MATERIAL PROVIDED.
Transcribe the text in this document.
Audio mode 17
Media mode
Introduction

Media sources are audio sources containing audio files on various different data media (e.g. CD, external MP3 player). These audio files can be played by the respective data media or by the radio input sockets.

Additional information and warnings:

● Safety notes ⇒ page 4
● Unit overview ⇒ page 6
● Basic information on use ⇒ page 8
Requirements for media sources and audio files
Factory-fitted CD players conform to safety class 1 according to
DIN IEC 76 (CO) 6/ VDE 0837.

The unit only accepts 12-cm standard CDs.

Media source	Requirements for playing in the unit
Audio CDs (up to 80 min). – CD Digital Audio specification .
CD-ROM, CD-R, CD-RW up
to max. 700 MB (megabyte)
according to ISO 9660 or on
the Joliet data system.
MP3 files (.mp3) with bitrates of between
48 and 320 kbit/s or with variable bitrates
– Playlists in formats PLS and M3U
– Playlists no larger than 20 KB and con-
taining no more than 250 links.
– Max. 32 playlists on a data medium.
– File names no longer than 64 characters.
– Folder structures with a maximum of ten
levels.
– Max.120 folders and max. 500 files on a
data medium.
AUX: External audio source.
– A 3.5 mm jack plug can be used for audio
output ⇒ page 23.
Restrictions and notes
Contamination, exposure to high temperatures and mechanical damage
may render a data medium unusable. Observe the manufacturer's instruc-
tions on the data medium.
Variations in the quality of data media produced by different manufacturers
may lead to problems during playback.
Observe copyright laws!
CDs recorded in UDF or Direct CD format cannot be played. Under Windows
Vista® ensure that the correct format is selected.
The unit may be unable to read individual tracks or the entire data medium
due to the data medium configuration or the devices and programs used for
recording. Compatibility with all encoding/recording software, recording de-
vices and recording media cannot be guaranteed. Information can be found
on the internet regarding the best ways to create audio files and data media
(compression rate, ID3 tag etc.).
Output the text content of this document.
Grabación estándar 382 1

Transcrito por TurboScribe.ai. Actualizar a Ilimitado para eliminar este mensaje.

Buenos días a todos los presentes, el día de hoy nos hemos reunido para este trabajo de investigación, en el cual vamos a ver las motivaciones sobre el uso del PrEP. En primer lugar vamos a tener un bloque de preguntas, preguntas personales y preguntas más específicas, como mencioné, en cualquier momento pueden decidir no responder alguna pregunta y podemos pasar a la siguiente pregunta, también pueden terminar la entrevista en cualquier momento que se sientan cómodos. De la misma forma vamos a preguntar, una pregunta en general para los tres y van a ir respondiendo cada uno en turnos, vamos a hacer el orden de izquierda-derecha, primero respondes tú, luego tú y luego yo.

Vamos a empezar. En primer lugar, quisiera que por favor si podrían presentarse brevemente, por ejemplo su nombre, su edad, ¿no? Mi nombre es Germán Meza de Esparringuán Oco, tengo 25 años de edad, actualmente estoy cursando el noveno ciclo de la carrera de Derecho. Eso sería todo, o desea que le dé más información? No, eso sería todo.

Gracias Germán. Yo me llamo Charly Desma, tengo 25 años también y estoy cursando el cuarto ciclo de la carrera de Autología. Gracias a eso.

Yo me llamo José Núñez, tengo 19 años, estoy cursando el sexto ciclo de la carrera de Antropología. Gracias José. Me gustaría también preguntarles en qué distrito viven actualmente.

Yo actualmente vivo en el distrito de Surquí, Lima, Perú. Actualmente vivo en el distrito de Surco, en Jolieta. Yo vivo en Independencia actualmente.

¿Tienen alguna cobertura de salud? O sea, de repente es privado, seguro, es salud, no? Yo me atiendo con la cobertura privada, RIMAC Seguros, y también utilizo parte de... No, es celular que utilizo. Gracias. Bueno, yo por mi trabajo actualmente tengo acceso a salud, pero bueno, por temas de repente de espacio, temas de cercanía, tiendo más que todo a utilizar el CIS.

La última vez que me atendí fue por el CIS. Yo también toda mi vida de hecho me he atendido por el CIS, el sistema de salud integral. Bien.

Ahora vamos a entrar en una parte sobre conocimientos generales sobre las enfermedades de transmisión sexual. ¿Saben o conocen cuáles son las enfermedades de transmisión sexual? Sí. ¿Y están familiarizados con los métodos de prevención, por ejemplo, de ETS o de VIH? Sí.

...

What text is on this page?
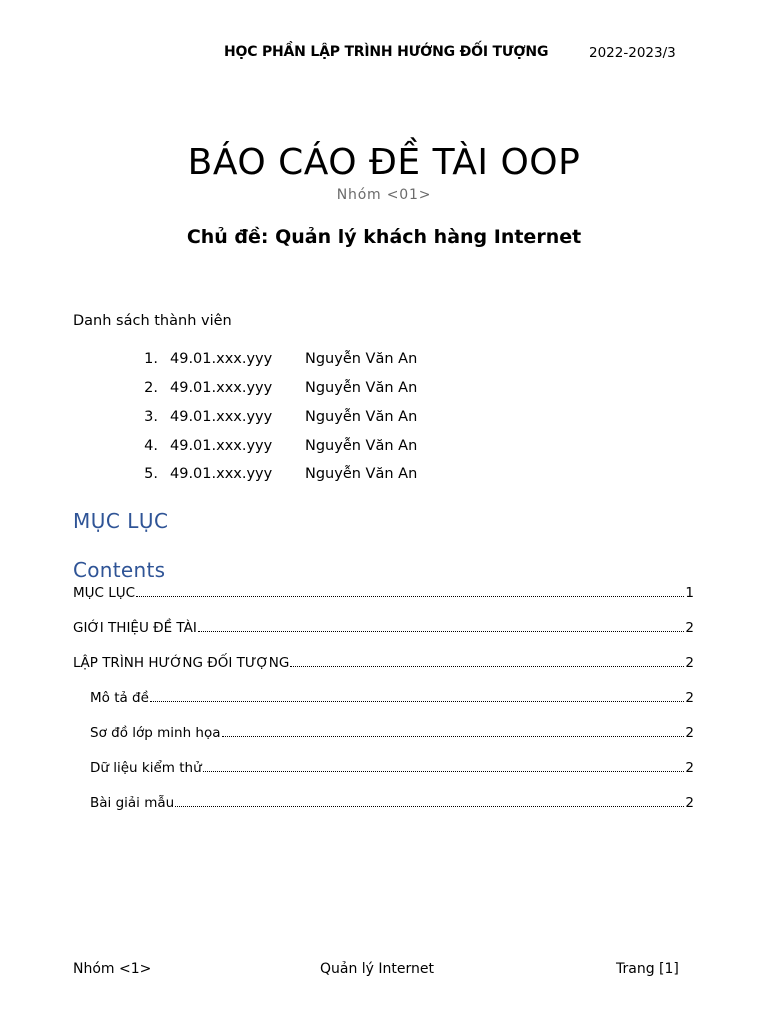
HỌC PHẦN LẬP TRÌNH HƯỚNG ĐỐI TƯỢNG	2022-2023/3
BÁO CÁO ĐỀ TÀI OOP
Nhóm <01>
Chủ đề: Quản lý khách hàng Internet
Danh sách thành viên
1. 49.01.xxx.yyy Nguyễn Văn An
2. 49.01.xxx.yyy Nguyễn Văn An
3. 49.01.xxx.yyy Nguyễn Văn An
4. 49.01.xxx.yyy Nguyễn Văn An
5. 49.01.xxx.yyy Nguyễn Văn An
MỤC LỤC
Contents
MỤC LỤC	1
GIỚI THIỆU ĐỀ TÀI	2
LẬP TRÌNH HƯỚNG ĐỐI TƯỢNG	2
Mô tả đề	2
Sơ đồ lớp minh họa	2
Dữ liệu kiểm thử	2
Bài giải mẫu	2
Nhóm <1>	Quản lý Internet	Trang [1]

WORK REQUIRED. Give every line of the material that includes the string "Nguyễn".

FINAL RESULT.
1. 49.01.xxx.yyy Nguyễn Văn An
2. 49.01.xxx.yyy Nguyễn Văn An
3. 49.01.xxx.yyy Nguyễn Văn An
4. 49.01.xxx.yyy Nguyễn Văn An
5. 49.01.xxx.yyy Nguyễn Văn An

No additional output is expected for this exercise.